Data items
##############################
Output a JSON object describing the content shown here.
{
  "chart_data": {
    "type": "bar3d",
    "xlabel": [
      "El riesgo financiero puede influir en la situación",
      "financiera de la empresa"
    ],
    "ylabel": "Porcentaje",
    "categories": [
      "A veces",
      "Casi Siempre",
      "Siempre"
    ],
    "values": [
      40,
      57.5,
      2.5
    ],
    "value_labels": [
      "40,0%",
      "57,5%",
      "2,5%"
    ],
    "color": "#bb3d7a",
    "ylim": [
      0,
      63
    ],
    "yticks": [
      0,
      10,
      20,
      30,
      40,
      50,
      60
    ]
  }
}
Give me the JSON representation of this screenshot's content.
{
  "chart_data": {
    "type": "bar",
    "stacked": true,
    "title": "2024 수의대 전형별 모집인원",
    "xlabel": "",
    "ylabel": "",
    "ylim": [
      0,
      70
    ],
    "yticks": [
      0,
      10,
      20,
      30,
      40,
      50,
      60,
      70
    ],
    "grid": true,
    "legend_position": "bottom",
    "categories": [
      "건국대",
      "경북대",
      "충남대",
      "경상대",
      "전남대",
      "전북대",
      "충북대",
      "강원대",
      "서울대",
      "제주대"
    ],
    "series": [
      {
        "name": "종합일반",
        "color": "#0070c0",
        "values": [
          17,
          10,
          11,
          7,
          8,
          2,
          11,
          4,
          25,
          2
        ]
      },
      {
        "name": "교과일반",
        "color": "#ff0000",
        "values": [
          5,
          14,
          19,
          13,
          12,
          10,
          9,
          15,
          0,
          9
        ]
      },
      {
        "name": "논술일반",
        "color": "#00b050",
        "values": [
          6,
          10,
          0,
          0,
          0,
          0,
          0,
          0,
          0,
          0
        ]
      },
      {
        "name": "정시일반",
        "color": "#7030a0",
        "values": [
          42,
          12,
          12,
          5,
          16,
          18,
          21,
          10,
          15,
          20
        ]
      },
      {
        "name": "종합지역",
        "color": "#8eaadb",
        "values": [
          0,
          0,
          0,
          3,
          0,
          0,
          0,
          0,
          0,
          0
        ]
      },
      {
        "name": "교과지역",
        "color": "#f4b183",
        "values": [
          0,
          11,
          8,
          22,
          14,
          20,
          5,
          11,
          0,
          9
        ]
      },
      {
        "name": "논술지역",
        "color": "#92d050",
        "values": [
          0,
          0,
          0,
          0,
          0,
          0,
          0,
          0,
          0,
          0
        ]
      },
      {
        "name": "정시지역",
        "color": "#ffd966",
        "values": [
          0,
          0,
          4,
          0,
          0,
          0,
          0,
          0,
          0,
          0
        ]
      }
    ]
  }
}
##############################
» **WHAT YOU SHOULD DO**: All of the data shown above must be copied exactly.

» **ANSWER TO THIS TASK**:
Output a JSON object describing the content shown here.
{
  "chart_data": {
    "type": "bar3d",
    "xlabel": [
      "El riesgo financiero puede influir en la situación",
      "financiera de la empresa"
    ],
    "ylabel": "Porcentaje",
    "categories": [
      "A veces",
      "Casi Siempre",
      "Siempre"
    ],
    "values": [
      40,
      57.5,
      2.5
    ],
    "value_labels": [
      "40,0%",
      "57,5%",
      "2,5%"
    ],
    "color": "#bb3d7a",
    "ylim": [
      0,
      63
    ],
    "yticks": [
      0,
      10,
      20,
      30,
      40,
      50,
      60
    ]
  }
}
Give me the JSON representation of this screenshot's content.
{
  "chart_data": {
    "type": "bar",
    "stacked": true,
    "title": "2024 수의대 전형별 모집인원",
    "xlabel": "",
    "ylabel": "",
    "ylim": [
      0,
      70
    ],
    "yticks": [
      0,
      10,
      20,
      30,
      40,
      50,
      60,
      70
    ],
    "grid": true,
    "legend_position": "bottom",
    "categories": [
      "건국대",
      "경북대",
      "충남대",
      "경상대",
      "전남대",
      "전북대",
      "충북대",
      "강원대",
      "서울대",
      "제주대"
    ],
    "series": [
      {
        "name": "종합일반",
        "color": "#0070c0",
        "values": [
          17,
          10,
          11,
          7,
          8,
          2,
          11,
          4,
          25,
          2
        ]
      },
      {
        "name": "교과일반",
        "color": "#ff0000",
        "values": [
          5,
          14,
          19,
          13,
          12,
          10,
          9,
          15,
          0,
          9
        ]
      },
      {
        "name": "논술일반",
        "color": "#00b050",
        "values": [
          6,
          10,
          0,
          0,
          0,
          0,
          0,
          0,
          0,
          0
        ]
      },
      {
        "name": "정시일반",
        "color": "#7030a0",
        "values": [
          42,
          12,
          12,
          5,
          16,
          18,
          21,
          10,
          15,
          20
        ]
      },
      {
        "name": "종합지역",
        "color": "#8eaadb",
        "values": [
          0,
          0,
          0,
          3,
          0,
          0,
          0,
          0,
          0,
          0
        ]
      },
      {
        "name": "교과지역",
        "color": "#f4b183",
        "values": [
          0,
          11,
          8,
          22,
          14,
          20,
          5,
          11,
          0,
          9
        ]
      },
      {
        "name": "논술지역",
        "color": "#92d050",
        "values": [
          0,
          0,
          0,
          0,
          0,
          0,
          0,
          0,
          0,
          0
        ]
      },
      {
        "name": "정시지역",
        "color": "#ffd966",
        "values": [
          0,
          0,
          4,
          0,
          0,
          0,
          0,
          0,
          0,
          0
        ]
      }
    ]
  }
}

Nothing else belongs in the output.